THE EXERCISE: Quote every line as given.

DATA PROVIDED:
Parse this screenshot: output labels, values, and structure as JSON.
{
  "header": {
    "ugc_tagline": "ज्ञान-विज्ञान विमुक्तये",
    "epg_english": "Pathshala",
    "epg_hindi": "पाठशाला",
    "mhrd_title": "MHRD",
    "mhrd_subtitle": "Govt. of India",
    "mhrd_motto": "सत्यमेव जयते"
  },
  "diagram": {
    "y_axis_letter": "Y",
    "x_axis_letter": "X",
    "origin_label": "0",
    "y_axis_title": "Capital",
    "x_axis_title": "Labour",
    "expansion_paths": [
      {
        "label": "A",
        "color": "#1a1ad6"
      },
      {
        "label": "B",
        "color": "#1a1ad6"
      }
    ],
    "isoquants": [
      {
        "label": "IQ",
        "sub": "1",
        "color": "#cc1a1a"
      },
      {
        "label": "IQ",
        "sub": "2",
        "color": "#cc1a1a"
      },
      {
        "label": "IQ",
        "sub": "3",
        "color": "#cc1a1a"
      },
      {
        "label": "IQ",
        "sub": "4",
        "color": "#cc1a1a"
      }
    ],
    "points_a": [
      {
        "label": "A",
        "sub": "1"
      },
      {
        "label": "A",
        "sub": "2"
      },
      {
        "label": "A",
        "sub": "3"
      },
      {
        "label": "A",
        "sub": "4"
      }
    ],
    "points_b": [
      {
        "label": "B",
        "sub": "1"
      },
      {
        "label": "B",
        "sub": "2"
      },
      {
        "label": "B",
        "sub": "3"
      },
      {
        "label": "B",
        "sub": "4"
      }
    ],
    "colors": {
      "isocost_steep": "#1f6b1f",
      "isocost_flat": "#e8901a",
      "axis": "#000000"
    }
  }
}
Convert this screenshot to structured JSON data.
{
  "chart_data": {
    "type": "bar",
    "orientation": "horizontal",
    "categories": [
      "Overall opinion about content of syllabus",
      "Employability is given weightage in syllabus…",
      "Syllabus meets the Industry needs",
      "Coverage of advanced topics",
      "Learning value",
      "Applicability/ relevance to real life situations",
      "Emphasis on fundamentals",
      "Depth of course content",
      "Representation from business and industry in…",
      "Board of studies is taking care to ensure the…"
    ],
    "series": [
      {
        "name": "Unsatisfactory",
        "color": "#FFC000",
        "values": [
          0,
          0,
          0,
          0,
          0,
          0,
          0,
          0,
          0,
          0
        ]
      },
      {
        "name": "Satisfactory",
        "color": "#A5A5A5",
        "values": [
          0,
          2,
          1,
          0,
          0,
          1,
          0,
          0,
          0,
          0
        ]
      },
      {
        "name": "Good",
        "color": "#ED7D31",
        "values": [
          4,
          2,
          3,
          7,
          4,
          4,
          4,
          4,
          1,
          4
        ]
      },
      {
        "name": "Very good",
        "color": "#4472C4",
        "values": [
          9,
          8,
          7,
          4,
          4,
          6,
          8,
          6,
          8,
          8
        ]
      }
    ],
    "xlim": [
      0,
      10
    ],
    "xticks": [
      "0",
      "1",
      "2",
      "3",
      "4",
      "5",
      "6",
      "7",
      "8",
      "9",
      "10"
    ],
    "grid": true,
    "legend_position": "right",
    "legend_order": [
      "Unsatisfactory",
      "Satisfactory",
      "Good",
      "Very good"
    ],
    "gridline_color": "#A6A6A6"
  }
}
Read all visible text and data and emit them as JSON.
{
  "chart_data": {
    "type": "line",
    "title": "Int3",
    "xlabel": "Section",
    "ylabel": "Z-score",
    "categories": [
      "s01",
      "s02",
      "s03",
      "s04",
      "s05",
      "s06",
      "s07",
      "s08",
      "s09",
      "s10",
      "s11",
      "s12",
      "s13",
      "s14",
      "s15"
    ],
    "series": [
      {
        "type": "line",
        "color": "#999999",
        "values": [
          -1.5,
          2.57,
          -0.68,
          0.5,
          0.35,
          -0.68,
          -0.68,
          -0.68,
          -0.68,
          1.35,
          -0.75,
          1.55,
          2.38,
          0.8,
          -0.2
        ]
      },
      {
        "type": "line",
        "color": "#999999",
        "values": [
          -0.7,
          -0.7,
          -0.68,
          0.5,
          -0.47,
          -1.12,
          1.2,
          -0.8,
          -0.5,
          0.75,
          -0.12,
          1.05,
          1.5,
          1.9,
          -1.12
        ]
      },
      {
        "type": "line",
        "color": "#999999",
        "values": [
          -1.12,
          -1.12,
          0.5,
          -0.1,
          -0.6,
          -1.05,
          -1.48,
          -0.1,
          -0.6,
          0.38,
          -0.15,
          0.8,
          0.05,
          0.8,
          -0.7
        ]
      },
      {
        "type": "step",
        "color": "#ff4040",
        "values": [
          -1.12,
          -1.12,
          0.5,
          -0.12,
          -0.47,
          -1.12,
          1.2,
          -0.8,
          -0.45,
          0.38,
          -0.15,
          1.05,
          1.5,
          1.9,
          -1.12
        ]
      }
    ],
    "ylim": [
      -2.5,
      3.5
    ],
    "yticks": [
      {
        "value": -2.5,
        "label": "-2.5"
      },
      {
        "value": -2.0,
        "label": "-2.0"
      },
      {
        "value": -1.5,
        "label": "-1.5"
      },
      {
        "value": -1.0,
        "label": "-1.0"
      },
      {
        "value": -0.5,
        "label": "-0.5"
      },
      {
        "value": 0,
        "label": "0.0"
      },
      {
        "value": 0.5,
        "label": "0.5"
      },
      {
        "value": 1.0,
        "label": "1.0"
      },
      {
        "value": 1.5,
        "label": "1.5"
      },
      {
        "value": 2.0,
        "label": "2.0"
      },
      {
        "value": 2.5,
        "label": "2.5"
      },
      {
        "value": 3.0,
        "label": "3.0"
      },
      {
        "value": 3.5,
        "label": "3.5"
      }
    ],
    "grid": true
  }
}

RESULT OF THIS EXERCISE:
Parse this screenshot: output labels, values, and structure as JSON.
{
  "header": {
    "ugc_tagline": "ज्ञान-विज्ञान विमुक्तये",
    "epg_english": "Pathshala",
    "epg_hindi": "पाठशाला",
    "mhrd_title": "MHRD",
    "mhrd_subtitle": "Govt. of India",
    "mhrd_motto": "सत्यमेव जयते"
  },
  "diagram": {
    "y_axis_letter": "Y",
    "x_axis_letter": "X",
    "origin_label": "0",
    "y_axis_title": "Capital",
    "x_axis_title": "Labour",
    "expansion_paths": [
      {
        "label": "A",
        "color": "#1a1ad6"
      },
      {
        "label": "B",
        "color": "#1a1ad6"
      }
    ],
    "isoquants": [
      {
        "label": "IQ",
        "sub": "1",
        "color": "#cc1a1a"
      },
      {
        "label": "IQ",
        "sub": "2",
        "color": "#cc1a1a"
      },
      {
        "label": "IQ",
        "sub": "3",
        "color": "#cc1a1a"
      },
      {
        "label": "IQ",
        "sub": "4",
        "color": "#cc1a1a"
      }
    ],
    "points_a": [
      {
        "label": "A",
        "sub": "1"
      },
      {
        "label": "A",
        "sub": "2"
      },
      {
        "label": "A",
        "sub": "3"
      },
      {
        "label": "A",
        "sub": "4"
      }
    ],
    "points_b": [
      {
        "label": "B",
        "sub": "1"
      },
      {
        "label": "B",
        "sub": "2"
      },
      {
        "label": "B",
        "sub": "3"
      },
      {
        "label": "B",
        "sub": "4"
      }
    ],
    "colors": {
      "isocost_steep": "#1f6b1f",
      "isocost_flat": "#e8901a",
      "axis": "#000000"
    }
  }
}
Convert this screenshot to structured JSON data.
{
  "chart_data": {
    "type": "bar",
    "orientation": "horizontal",
    "categories": [
      "Overall opinion about content of syllabus",
      "Employability is given weightage in syllabus…",
      "Syllabus meets the Industry needs",
      "Coverage of advanced topics",
      "Learning value",
      "Applicability/ relevance to real life situations",
      "Emphasis on fundamentals",
      "Depth of course content",
      "Representation from business and industry in…",
      "Board of studies is taking care to ensure the…"
    ],
    "series": [
      {
        "name": "Unsatisfactory",
        "color": "#FFC000",
        "values": [
          0,
          0,
          0,
          0,
          0,
          0,
          0,
          0,
          0,
          0
        ]
      },
      {
        "name": "Satisfactory",
        "color": "#A5A5A5",
        "values": [
          0,
          2,
          1,
          0,
          0,
          1,
          0,
          0,
          0,
          0
        ]
      },
      {
        "name": "Good",
        "color": "#ED7D31",
        "values": [
          4,
          2,
          3,
          7,
          4,
          4,
          4,
          4,
          1,
          4
        ]
      },
      {
        "name": "Very good",
        "color": "#4472C4",
        "values": [
          9,
          8,
          7,
          4,
          4,
          6,
          8,
          6,
          8,
          8
        ]
      }
    ],
    "xlim": [
      0,
      10
    ],
    "xticks": [
      "0",
      "1",
      "2",
      "3",
      "4",
      "5",
      "6",
      "7",
      "8",
      "9",
      "10"
    ],
    "grid": true,
    "legend_position": "right",
    "legend_order": [
      "Unsatisfactory",
      "Satisfactory",
      "Good",
      "Very good"
    ],
    "gridline_color": "#A6A6A6"
  }
}
Read all visible text and data and emit them as JSON.
{
  "chart_data": {
    "type": "line",
    "title": "Int3",
    "xlabel": "Section",
    "ylabel": "Z-score",
    "categories": [
      "s01",
      "s02",
      "s03",
      "s04",
      "s05",
      "s06",
      "s07",
      "s08",
      "s09",
      "s10",
      "s11",
      "s12",
      "s13",
      "s14",
      "s15"
    ],
    "series": [
      {
        "type": "line",
        "color": "#999999",
        "values": [
          -1.5,
          2.57,
          -0.68,
          0.5,
          0.35,
          -0.68,
          -0.68,
          -0.68,
          -0.68,
          1.35,
          -0.75,
          1.55,
          2.38,
          0.8,
          -0.2
        ]
      },
      {
        "type": "line",
        "color": "#999999",
        "values": [
          -0.7,
          -0.7,
          -0.68,
          0.5,
          -0.47,
          -1.12,
          1.2,
          -0.8,
          -0.5,
          0.75,
          -0.12,
          1.05,
          1.5,
          1.9,
          -1.12
        ]
      },
      {
        "type": "line",
        "color": "#999999",
        "values": [
          -1.12,
          -1.12,
          0.5,
          -0.1,
          -0.6,
          -1.05,
          -1.48,
          -0.1,
          -0.6,
          0.38,
          -0.15,
          0.8,
          0.05,
          0.8,
          -0.7
        ]
      },
      {
        "type": "step",
        "color": "#ff4040",
        "values": [
          -1.12,
          -1.12,
          0.5,
          -0.12,
          -0.47,
          -1.12,
          1.2,
          -0.8,
          -0.45,
          0.38,
          -0.15,
          1.05,
          1.5,
          1.9,
          -1.12
        ]
      }
    ],
    "ylim": [
      -2.5,
      3.5
    ],
    "yticks": [
      {
        "value": -2.5,
        "label": "-2.5"
      },
      {
        "value": -2.0,
        "label": "-2.0"
      },
      {
        "value": -1.5,
        "label": "-1.5"
      },
      {
        "value": -1.0,
        "label": "-1.0"
      },
      {
        "value": -0.5,
        "label": "-0.5"
      },
      {
        "value": 0,
        "label": "0.0"
      },
      {
        "value": 0.5,
        "label": "0.5"
      },
      {
        "value": 1.0,
        "label": "1.0"
      },
      {
        "value": 1.5,
        "label": "1.5"
      },
      {
        "value": 2.0,
        "label": "2.0"
      },
      {
        "value": 2.5,
        "label": "2.5"
      },
      {
        "value": 3.0,
        "label": "3.0"
      },
      {
        "value": 3.5,
        "label": "3.5"
      }
    ],
    "grid": true
  }
}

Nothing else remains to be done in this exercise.